◆ **Required work**: Show all lines holding "FUNDS".

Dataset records
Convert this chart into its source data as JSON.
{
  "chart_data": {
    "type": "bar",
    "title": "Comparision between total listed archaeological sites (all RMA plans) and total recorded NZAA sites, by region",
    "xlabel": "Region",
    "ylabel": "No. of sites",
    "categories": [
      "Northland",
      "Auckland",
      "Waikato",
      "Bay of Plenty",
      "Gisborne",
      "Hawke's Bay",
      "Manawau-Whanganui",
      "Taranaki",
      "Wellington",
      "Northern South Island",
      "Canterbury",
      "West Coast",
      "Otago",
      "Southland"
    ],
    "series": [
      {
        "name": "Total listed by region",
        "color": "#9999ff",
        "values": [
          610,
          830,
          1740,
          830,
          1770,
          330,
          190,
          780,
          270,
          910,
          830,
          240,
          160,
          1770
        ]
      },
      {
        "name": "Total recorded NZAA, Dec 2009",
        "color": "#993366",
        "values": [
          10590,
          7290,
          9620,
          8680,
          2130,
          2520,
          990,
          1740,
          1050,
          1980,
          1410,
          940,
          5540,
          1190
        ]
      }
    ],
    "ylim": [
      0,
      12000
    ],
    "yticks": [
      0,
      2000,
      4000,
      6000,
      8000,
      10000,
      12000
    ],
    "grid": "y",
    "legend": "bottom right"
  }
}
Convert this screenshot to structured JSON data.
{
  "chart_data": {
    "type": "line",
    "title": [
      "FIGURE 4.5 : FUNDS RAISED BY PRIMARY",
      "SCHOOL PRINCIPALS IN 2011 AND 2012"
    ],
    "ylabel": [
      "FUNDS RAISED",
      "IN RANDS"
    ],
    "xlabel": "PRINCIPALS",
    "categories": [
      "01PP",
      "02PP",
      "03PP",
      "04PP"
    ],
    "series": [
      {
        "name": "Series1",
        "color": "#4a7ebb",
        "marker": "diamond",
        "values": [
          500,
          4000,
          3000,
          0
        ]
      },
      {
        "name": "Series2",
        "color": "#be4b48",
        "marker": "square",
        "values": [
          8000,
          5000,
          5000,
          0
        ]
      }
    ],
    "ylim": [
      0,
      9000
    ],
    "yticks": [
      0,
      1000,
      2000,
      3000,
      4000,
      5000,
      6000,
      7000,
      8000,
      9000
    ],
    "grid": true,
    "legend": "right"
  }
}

◆ **Solution for this problem**:
      "FIGURE 4.5 : FUNDS RAISED BY PRIMARY",
      "FUNDS RAISED",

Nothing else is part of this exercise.